[A block of data]
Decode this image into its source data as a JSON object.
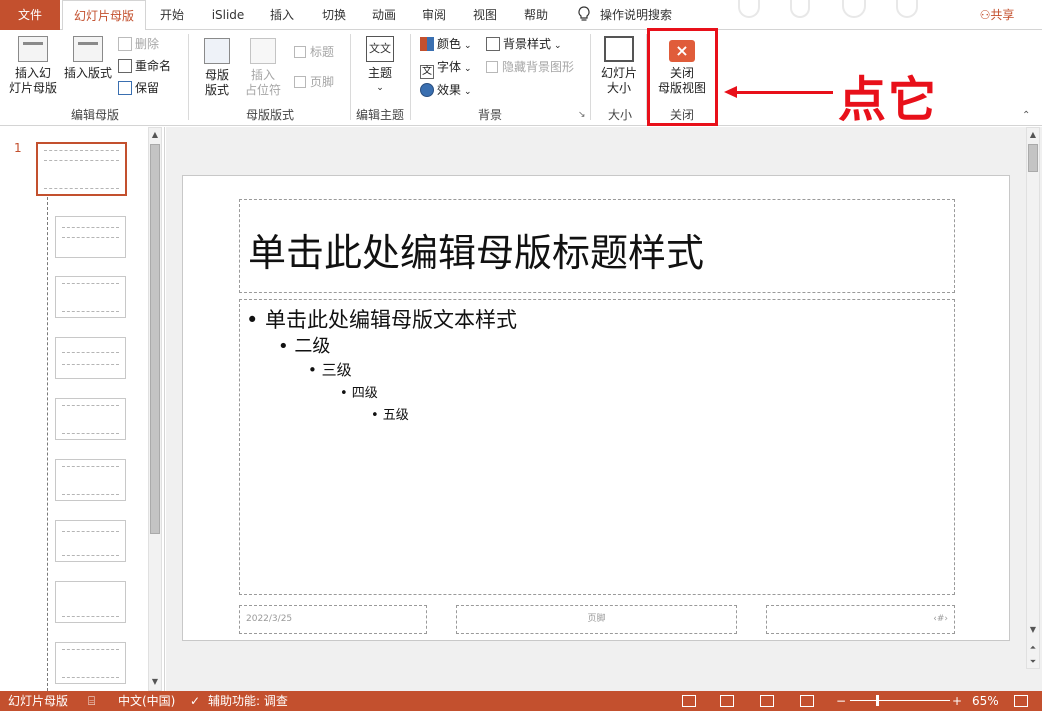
{
  "tabs": {
    "file": "文件",
    "items": [
      "幻灯片母版",
      "开始",
      "iSlide",
      "插入",
      "切换",
      "动画",
      "审阅",
      "视图",
      "帮助"
    ],
    "search": "操作说明搜索",
    "share": "共享"
  },
  "ribbon": {
    "edit_master": {
      "label": "编辑母版",
      "insert_master_l1": "插入幻",
      "insert_master_l2": "灯片母版",
      "insert_layout": "插入版式",
      "delete": "删除",
      "rename": "重命名",
      "preserve": "保留"
    },
    "master_layout": {
      "label": "母版版式",
      "master_layout_l1": "母版",
      "master_layout_l2": "版式",
      "insert_ph_l1": "插入",
      "insert_ph_l2": "占位符",
      "title_chk": "标题",
      "footer_chk": "页脚"
    },
    "edit_theme": {
      "label": "编辑主题",
      "theme": "主题"
    },
    "background": {
      "label": "背景",
      "colors": "颜色",
      "fonts": "字体",
      "effects": "效果",
      "bg_styles": "背景样式",
      "hide_bg": "隐藏背景图形"
    },
    "size": {
      "label": "大小",
      "slide_size_l1": "幻灯片",
      "slide_size_l2": "大小"
    },
    "close": {
      "label": "关闭",
      "close_l1": "关闭",
      "close_l2": "母版视图"
    }
  },
  "annotation": {
    "text": "点它"
  },
  "thumbnails": {
    "slide_number": "1",
    "count": 9
  },
  "slide": {
    "title": "单击此处编辑母版标题样式",
    "body": {
      "level1": "• 单击此处编辑母版文本样式",
      "level2": "• 二级",
      "level3": "• 三级",
      "level4": "• 四级",
      "level5": "• 五级"
    },
    "footer_date": "2022/3/25",
    "footer_text": "页脚",
    "footer_num": "‹#›"
  },
  "statusbar": {
    "view": "幻灯片母版",
    "language": "中文(中国)",
    "accessibility": "辅助功能: 调查",
    "zoom_minus": "−",
    "zoom_plus": "+",
    "zoom": "65%"
  },
  "colors": {
    "accent": "#c3502e",
    "highlight": "#e8101a"
  }
}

▶ **What the task asks**:
Set down all the entries exactly as they appear, but skip any pictures.

▶ **Solution below**:
Decode this image into its source data as a JSON object.
{
  "tabs": {
    "file": "文件",
    "items": [
      "幻灯片母版",
      "开始",
      "iSlide",
      "插入",
      "切换",
      "动画",
      "审阅",
      "视图",
      "帮助"
    ],
    "search": "操作说明搜索",
    "share": "共享"
  },
  "ribbon": {
    "edit_master": {
      "label": "编辑母版",
      "insert_master_l1": "插入幻",
      "insert_master_l2": "灯片母版",
      "insert_layout": "插入版式",
      "delete": "删除",
      "rename": "重命名",
      "preserve": "保留"
    },
    "master_layout": {
      "label": "母版版式",
      "master_layout_l1": "母版",
      "master_layout_l2": "版式",
      "insert_ph_l1": "插入",
      "insert_ph_l2": "占位符",
      "title_chk": "标题",
      "footer_chk": "页脚"
    },
    "edit_theme": {
      "label": "编辑主题",
      "theme": "主题"
    },
    "background": {
      "label": "背景",
      "colors": "颜色",
      "fonts": "字体",
      "effects": "效果",
      "bg_styles": "背景样式",
      "hide_bg": "隐藏背景图形"
    },
    "size": {
      "label": "大小",
      "slide_size_l1": "幻灯片",
      "slide_size_l2": "大小"
    },
    "close": {
      "label": "关闭",
      "close_l1": "关闭",
      "close_l2": "母版视图"
    }
  },
  "annotation": {
    "text": "点它"
  },
  "thumbnails": {
    "slide_number": "1",
    "count": 9
  },
  "slide": {
    "title": "单击此处编辑母版标题样式",
    "body": {
      "level1": "• 单击此处编辑母版文本样式",
      "level2": "• 二级",
      "level3": "• 三级",
      "level4": "• 四级",
      "level5": "• 五级"
    },
    "footer_date": "2022/3/25",
    "footer_text": "页脚",
    "footer_num": "‹#›"
  },
  "statusbar": {
    "view": "幻灯片母版",
    "language": "中文(中国)",
    "accessibility": "辅助功能: 调查",
    "zoom_minus": "−",
    "zoom_plus": "+",
    "zoom": "65%"
  },
  "colors": {
    "accent": "#c3502e",
    "highlight": "#e8101a"
  }
}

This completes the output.